TASK INSTRUCTIONS =>
Set down all of the records exactly, leaving none out.

RECORDS FOR PROCESSING =>
'''

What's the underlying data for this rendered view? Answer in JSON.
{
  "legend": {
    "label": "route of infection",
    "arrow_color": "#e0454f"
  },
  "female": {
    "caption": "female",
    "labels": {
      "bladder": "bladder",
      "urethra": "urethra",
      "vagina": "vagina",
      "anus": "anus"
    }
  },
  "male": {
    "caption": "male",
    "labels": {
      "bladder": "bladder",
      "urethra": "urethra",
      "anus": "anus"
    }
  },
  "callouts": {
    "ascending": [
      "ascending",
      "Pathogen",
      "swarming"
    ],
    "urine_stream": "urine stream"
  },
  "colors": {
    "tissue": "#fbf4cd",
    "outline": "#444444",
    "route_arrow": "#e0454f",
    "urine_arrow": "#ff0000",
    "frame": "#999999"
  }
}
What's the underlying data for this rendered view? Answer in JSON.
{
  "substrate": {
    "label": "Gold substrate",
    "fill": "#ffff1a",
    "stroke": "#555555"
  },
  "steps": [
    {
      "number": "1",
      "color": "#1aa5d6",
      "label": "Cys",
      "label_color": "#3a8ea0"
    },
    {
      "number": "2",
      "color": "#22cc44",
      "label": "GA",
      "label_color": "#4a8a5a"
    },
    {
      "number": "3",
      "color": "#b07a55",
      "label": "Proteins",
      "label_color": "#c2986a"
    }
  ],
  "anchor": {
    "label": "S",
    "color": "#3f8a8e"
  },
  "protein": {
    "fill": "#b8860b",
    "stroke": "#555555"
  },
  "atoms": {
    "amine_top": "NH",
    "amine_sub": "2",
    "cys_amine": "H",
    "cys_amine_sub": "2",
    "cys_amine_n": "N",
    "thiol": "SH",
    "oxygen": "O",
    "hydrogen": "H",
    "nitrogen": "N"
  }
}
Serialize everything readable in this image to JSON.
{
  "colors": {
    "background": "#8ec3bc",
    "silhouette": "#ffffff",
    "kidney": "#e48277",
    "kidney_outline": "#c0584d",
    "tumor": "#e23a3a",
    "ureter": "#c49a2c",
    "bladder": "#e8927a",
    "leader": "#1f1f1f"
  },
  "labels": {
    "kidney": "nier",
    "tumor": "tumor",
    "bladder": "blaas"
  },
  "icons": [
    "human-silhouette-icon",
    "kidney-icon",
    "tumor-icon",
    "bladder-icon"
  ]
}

'''

RESPONSE AREA =>
What's the underlying data for this rendered view? Answer in JSON.
{
  "legend": {
    "label": "route of infection",
    "arrow_color": "#e0454f"
  },
  "female": {
    "caption": "female",
    "labels": {
      "bladder": "bladder",
      "urethra": "urethra",
      "vagina": "vagina",
      "anus": "anus"
    }
  },
  "male": {
    "caption": "male",
    "labels": {
      "bladder": "bladder",
      "urethra": "urethra",
      "anus": "anus"
    }
  },
  "callouts": {
    "ascending": [
      "ascending",
      "Pathogen",
      "swarming"
    ],
    "urine_stream": "urine stream"
  },
  "colors": {
    "tissue": "#fbf4cd",
    "outline": "#444444",
    "route_arrow": "#e0454f",
    "urine_arrow": "#ff0000",
    "frame": "#999999"
  }
}
What's the underlying data for this rendered view? Answer in JSON.
{
  "substrate": {
    "label": "Gold substrate",
    "fill": "#ffff1a",
    "stroke": "#555555"
  },
  "steps": [
    {
      "number": "1",
      "color": "#1aa5d6",
      "label": "Cys",
      "label_color": "#3a8ea0"
    },
    {
      "number": "2",
      "color": "#22cc44",
      "label": "GA",
      "label_color": "#4a8a5a"
    },
    {
      "number": "3",
      "color": "#b07a55",
      "label": "Proteins",
      "label_color": "#c2986a"
    }
  ],
  "anchor": {
    "label": "S",
    "color": "#3f8a8e"
  },
  "protein": {
    "fill": "#b8860b",
    "stroke": "#555555"
  },
  "atoms": {
    "amine_top": "NH",
    "amine_sub": "2",
    "cys_amine": "H",
    "cys_amine_sub": "2",
    "cys_amine_n": "N",
    "thiol": "SH",
    "oxygen": "O",
    "hydrogen": "H",
    "nitrogen": "N"
  }
}
Serialize everything readable in this image to JSON.
{
  "colors": {
    "background": "#8ec3bc",
    "silhouette": "#ffffff",
    "kidney": "#e48277",
    "kidney_outline": "#c0584d",
    "tumor": "#e23a3a",
    "ureter": "#c49a2c",
    "bladder": "#e8927a",
    "leader": "#1f1f1f"
  },
  "labels": {
    "kidney": "nier",
    "tumor": "tumor",
    "bladder": "blaas"
  },
  "icons": [
    "human-silhouette-icon",
    "kidney-icon",
    "tumor-icon",
    "bladder-icon"
  ]
}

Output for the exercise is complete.